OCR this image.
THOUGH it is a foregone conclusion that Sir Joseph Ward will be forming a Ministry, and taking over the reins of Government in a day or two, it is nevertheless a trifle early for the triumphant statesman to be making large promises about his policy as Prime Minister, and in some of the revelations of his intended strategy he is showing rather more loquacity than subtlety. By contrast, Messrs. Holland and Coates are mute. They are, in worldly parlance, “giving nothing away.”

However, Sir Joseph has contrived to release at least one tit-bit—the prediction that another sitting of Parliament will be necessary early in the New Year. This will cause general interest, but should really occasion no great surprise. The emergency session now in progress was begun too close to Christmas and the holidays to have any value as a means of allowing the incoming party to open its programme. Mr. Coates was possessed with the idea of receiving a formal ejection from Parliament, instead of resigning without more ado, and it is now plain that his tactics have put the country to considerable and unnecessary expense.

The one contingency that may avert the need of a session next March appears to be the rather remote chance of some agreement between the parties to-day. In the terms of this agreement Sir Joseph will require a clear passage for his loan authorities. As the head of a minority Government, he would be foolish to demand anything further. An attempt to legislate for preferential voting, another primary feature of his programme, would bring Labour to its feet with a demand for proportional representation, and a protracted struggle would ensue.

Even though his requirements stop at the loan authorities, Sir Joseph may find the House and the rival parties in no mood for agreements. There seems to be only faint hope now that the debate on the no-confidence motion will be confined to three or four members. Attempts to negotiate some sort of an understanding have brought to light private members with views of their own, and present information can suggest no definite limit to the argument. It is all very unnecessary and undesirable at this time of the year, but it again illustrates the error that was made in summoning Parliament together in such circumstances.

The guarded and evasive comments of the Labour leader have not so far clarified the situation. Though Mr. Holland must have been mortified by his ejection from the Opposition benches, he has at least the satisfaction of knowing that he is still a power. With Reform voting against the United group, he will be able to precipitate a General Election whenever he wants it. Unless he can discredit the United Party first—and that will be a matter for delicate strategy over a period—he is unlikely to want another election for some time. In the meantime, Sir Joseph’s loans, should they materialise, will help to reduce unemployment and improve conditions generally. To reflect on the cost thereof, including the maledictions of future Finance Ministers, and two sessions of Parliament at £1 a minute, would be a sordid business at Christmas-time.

* [STATED TASK]: From the records above, copy every line that holds the word "Coates".

* [FINISHED ANSWER]:
THOUGH it is a foregone conclusion that Sir Joseph Ward will be forming a Ministry, and taking over the reins of Government in a day or two, it is nevertheless a trifle early for the triumphant statesman to be making large promises about his policy as Prime Minister, and in some of the revelations of his intended strategy he is showing rather more loquacity than subtlety. By contrast, Messrs. Holland and Coates are mute. They are, in worldly parlance, “giving nothing away.”
However, Sir Joseph has contrived to release at least one tit-bit—the prediction that another sitting of Parliament will be necessary early in the New Year. This will cause general interest, but should really occasion no great surprise. The emergency session now in progress was begun too close to Christmas and the holidays to have any value as a means of allowing the incoming party to open its programme. Mr. Coates was possessed with the idea of receiving a formal ejection from Parliament, instead of resigning without more ado, and it is now plain that his tactics have put the country to considerable and unnecessary expense.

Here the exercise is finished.